» **WHAT YOU HAVE TO DO**
Print all of the data exactly as written.

Records contained in a dataset:
::::
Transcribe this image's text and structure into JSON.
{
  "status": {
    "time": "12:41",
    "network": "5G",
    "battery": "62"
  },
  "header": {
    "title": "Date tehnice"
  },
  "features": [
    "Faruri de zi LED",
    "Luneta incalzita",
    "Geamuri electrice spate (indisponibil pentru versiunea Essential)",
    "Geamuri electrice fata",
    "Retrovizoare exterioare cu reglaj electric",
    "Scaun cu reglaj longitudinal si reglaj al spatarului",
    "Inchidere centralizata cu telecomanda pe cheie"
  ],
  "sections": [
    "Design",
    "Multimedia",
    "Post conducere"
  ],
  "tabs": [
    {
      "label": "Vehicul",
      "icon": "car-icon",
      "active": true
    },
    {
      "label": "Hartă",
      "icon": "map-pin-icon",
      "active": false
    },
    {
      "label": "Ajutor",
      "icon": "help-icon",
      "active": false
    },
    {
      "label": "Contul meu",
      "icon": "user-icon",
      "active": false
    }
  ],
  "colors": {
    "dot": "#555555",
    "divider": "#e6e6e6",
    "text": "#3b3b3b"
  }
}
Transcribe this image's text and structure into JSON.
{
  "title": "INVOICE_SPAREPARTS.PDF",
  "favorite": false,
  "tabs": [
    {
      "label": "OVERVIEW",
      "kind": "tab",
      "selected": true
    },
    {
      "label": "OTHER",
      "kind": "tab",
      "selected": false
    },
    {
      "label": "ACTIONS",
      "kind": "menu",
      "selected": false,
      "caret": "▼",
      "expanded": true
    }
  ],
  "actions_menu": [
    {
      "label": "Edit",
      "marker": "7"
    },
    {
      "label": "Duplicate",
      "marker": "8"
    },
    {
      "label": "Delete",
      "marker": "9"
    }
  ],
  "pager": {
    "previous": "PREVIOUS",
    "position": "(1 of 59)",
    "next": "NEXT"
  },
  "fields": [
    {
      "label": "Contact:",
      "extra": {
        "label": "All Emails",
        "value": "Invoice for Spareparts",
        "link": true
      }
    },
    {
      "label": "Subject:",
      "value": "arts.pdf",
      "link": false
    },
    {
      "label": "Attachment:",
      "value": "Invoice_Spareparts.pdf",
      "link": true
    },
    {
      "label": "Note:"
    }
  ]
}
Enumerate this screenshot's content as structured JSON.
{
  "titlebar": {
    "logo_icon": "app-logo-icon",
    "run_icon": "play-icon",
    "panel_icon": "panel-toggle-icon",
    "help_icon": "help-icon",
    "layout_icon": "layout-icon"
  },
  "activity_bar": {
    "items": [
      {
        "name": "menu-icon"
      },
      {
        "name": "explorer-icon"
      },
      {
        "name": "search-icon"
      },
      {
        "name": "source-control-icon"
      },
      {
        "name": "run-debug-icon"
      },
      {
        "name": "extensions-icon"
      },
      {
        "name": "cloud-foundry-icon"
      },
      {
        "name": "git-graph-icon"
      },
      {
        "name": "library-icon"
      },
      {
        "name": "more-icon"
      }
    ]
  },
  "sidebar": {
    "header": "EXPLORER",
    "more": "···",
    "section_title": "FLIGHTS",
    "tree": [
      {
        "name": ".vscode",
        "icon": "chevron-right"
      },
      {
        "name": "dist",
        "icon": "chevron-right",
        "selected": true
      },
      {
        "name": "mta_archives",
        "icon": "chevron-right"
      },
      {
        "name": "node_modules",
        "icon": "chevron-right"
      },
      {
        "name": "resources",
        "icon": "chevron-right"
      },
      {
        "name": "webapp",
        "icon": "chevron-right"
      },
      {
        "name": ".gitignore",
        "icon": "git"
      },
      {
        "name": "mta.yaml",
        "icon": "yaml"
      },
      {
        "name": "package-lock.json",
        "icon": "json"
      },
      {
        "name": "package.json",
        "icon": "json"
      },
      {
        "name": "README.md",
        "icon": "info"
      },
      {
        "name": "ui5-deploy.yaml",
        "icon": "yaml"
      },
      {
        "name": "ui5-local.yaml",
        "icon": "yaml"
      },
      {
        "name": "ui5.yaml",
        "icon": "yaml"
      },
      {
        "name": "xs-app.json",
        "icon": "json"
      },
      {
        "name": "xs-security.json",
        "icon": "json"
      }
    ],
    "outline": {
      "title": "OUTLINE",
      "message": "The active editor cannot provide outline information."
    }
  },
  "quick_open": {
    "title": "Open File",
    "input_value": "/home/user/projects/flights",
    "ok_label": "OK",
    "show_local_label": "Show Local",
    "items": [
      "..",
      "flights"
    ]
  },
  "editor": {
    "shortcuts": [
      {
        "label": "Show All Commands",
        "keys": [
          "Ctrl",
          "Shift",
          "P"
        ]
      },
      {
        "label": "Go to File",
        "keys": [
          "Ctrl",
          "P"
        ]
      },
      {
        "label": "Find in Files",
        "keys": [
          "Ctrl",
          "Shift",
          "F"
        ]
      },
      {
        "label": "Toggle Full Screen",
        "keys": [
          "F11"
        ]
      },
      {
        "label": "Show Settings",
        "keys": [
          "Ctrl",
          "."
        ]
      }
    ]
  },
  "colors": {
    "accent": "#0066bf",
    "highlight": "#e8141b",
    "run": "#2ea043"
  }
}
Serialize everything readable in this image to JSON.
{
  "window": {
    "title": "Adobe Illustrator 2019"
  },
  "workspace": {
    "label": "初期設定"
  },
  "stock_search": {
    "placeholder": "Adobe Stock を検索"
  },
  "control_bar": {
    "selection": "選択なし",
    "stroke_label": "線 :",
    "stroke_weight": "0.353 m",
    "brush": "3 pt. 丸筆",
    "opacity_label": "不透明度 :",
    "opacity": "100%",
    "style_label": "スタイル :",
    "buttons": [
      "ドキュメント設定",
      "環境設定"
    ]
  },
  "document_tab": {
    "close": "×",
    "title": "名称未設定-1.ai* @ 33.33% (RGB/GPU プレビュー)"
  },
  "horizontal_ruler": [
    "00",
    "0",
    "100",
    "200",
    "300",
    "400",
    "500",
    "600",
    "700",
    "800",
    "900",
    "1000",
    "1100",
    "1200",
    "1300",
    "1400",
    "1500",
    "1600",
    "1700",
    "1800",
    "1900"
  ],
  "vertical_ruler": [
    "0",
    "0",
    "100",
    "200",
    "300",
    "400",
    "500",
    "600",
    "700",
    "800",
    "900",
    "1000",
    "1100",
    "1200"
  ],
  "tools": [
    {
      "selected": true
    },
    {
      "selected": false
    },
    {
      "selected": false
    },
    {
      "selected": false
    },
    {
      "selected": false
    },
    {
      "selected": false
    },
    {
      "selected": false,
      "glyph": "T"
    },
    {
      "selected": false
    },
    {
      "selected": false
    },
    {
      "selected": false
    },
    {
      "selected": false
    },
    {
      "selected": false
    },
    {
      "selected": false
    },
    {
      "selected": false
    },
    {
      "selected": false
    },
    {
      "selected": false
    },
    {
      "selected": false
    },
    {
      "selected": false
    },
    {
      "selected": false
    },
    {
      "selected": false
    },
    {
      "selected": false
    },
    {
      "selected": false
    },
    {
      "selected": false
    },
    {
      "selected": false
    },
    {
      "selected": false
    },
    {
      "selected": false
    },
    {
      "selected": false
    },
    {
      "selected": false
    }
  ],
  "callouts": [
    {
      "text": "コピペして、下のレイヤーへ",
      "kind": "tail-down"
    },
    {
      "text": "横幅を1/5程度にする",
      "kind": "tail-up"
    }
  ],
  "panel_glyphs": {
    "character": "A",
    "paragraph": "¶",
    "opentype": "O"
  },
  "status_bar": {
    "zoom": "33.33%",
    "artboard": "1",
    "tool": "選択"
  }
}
::::
» **CORRECT RESPONSE**
Transcribe this image's text and structure into JSON.
{
  "status": {
    "time": "12:41",
    "network": "5G",
    "battery": "62"
  },
  "header": {
    "title": "Date tehnice"
  },
  "features": [
    "Faruri de zi LED",
    "Luneta incalzita",
    "Geamuri electrice spate (indisponibil pentru versiunea Essential)",
    "Geamuri electrice fata",
    "Retrovizoare exterioare cu reglaj electric",
    "Scaun cu reglaj longitudinal si reglaj al spatarului",
    "Inchidere centralizata cu telecomanda pe cheie"
  ],
  "sections": [
    "Design",
    "Multimedia",
    "Post conducere"
  ],
  "tabs": [
    {
      "label": "Vehicul",
      "icon": "car-icon",
      "active": true
    },
    {
      "label": "Hartă",
      "icon": "map-pin-icon",
      "active": false
    },
    {
      "label": "Ajutor",
      "icon": "help-icon",
      "active": false
    },
    {
      "label": "Contul meu",
      "icon": "user-icon",
      "active": false
    }
  ],
  "colors": {
    "dot": "#555555",
    "divider": "#e6e6e6",
    "text": "#3b3b3b"
  }
}
Transcribe this image's text and structure into JSON.
{
  "title": "INVOICE_SPAREPARTS.PDF",
  "favorite": false,
  "tabs": [
    {
      "label": "OVERVIEW",
      "kind": "tab",
      "selected": true
    },
    {
      "label": "OTHER",
      "kind": "tab",
      "selected": false
    },
    {
      "label": "ACTIONS",
      "kind": "menu",
      "selected": false,
      "caret": "▼",
      "expanded": true
    }
  ],
  "actions_menu": [
    {
      "label": "Edit",
      "marker": "7"
    },
    {
      "label": "Duplicate",
      "marker": "8"
    },
    {
      "label": "Delete",
      "marker": "9"
    }
  ],
  "pager": {
    "previous": "PREVIOUS",
    "position": "(1 of 59)",
    "next": "NEXT"
  },
  "fields": [
    {
      "label": "Contact:",
      "extra": {
        "label": "All Emails",
        "value": "Invoice for Spareparts",
        "link": true
      }
    },
    {
      "label": "Subject:",
      "value": "arts.pdf",
      "link": false
    },
    {
      "label": "Attachment:",
      "value": "Invoice_Spareparts.pdf",
      "link": true
    },
    {
      "label": "Note:"
    }
  ]
}
Enumerate this screenshot's content as structured JSON.
{
  "titlebar": {
    "logo_icon": "app-logo-icon",
    "run_icon": "play-icon",
    "panel_icon": "panel-toggle-icon",
    "help_icon": "help-icon",
    "layout_icon": "layout-icon"
  },
  "activity_bar": {
    "items": [
      {
        "name": "menu-icon"
      },
      {
        "name": "explorer-icon"
      },
      {
        "name": "search-icon"
      },
      {
        "name": "source-control-icon"
      },
      {
        "name": "run-debug-icon"
      },
      {
        "name": "extensions-icon"
      },
      {
        "name": "cloud-foundry-icon"
      },
      {
        "name": "git-graph-icon"
      },
      {
        "name": "library-icon"
      },
      {
        "name": "more-icon"
      }
    ]
  },
  "sidebar": {
    "header": "EXPLORER",
    "more": "···",
    "section_title": "FLIGHTS",
    "tree": [
      {
        "name": ".vscode",
        "icon": "chevron-right"
      },
      {
        "name": "dist",
        "icon": "chevron-right",
        "selected": true
      },
      {
        "name": "mta_archives",
        "icon": "chevron-right"
      },
      {
        "name": "node_modules",
        "icon": "chevron-right"
      },
      {
        "name": "resources",
        "icon": "chevron-right"
      },
      {
        "name": "webapp",
        "icon": "chevron-right"
      },
      {
        "name": ".gitignore",
        "icon": "git"
      },
      {
        "name": "mta.yaml",
        "icon": "yaml"
      },
      {
        "name": "package-lock.json",
        "icon": "json"
      },
      {
        "name": "package.json",
        "icon": "json"
      },
      {
        "name": "README.md",
        "icon": "info"
      },
      {
        "name": "ui5-deploy.yaml",
        "icon": "yaml"
      },
      {
        "name": "ui5-local.yaml",
        "icon": "yaml"
      },
      {
        "name": "ui5.yaml",
        "icon": "yaml"
      },
      {
        "name": "xs-app.json",
        "icon": "json"
      },
      {
        "name": "xs-security.json",
        "icon": "json"
      }
    ],
    "outline": {
      "title": "OUTLINE",
      "message": "The active editor cannot provide outline information."
    }
  },
  "quick_open": {
    "title": "Open File",
    "input_value": "/home/user/projects/flights",
    "ok_label": "OK",
    "show_local_label": "Show Local",
    "items": [
      "..",
      "flights"
    ]
  },
  "editor": {
    "shortcuts": [
      {
        "label": "Show All Commands",
        "keys": [
          "Ctrl",
          "Shift",
          "P"
        ]
      },
      {
        "label": "Go to File",
        "keys": [
          "Ctrl",
          "P"
        ]
      },
      {
        "label": "Find in Files",
        "keys": [
          "Ctrl",
          "Shift",
          "F"
        ]
      },
      {
        "label": "Toggle Full Screen",
        "keys": [
          "F11"
        ]
      },
      {
        "label": "Show Settings",
        "keys": [
          "Ctrl",
          "."
        ]
      }
    ]
  },
  "colors": {
    "accent": "#0066bf",
    "highlight": "#e8141b",
    "run": "#2ea043"
  }
}
Serialize everything readable in this image to JSON.
{
  "window": {
    "title": "Adobe Illustrator 2019"
  },
  "workspace": {
    "label": "初期設定"
  },
  "stock_search": {
    "placeholder": "Adobe Stock を検索"
  },
  "control_bar": {
    "selection": "選択なし",
    "stroke_label": "線 :",
    "stroke_weight": "0.353 m",
    "brush": "3 pt. 丸筆",
    "opacity_label": "不透明度 :",
    "opacity": "100%",
    "style_label": "スタイル :",
    "buttons": [
      "ドキュメント設定",
      "環境設定"
    ]
  },
  "document_tab": {
    "close": "×",
    "title": "名称未設定-1.ai* @ 33.33% (RGB/GPU プレビュー)"
  },
  "horizontal_ruler": [
    "00",
    "0",
    "100",
    "200",
    "300",
    "400",
    "500",
    "600",
    "700",
    "800",
    "900",
    "1000",
    "1100",
    "1200",
    "1300",
    "1400",
    "1500",
    "1600",
    "1700",
    "1800",
    "1900"
  ],
  "vertical_ruler": [
    "0",
    "0",
    "100",
    "200",
    "300",
    "400",
    "500",
    "600",
    "700",
    "800",
    "900",
    "1000",
    "1100",
    "1200"
  ],
  "tools": [
    {
      "selected": true
    },
    {
      "selected": false
    },
    {
      "selected": false
    },
    {
      "selected": false
    },
    {
      "selected": false
    },
    {
      "selected": false
    },
    {
      "selected": false,
      "glyph": "T"
    },
    {
      "selected": false
    },
    {
      "selected": false
    },
    {
      "selected": false
    },
    {
      "selected": false
    },
    {
      "selected": false
    },
    {
      "selected": false
    },
    {
      "selected": false
    },
    {
      "selected": false
    },
    {
      "selected": false
    },
    {
      "selected": false
    },
    {
      "selected": false
    },
    {
      "selected": false
    },
    {
      "selected": false
    },
    {
      "selected": false
    },
    {
      "selected": false
    },
    {
      "selected": false
    },
    {
      "selected": false
    },
    {
      "selected": false
    },
    {
      "selected": false
    },
    {
      "selected": false
    },
    {
      "selected": false
    }
  ],
  "callouts": [
    {
      "text": "コピペして、下のレイヤーへ",
      "kind": "tail-down"
    },
    {
      "text": "横幅を1/5程度にする",
      "kind": "tail-up"
    }
  ],
  "panel_glyphs": {
    "character": "A",
    "paragraph": "¶",
    "opentype": "O"
  },
  "status_bar": {
    "zoom": "33.33%",
    "artboard": "1",
    "tool": "選択"
  }
}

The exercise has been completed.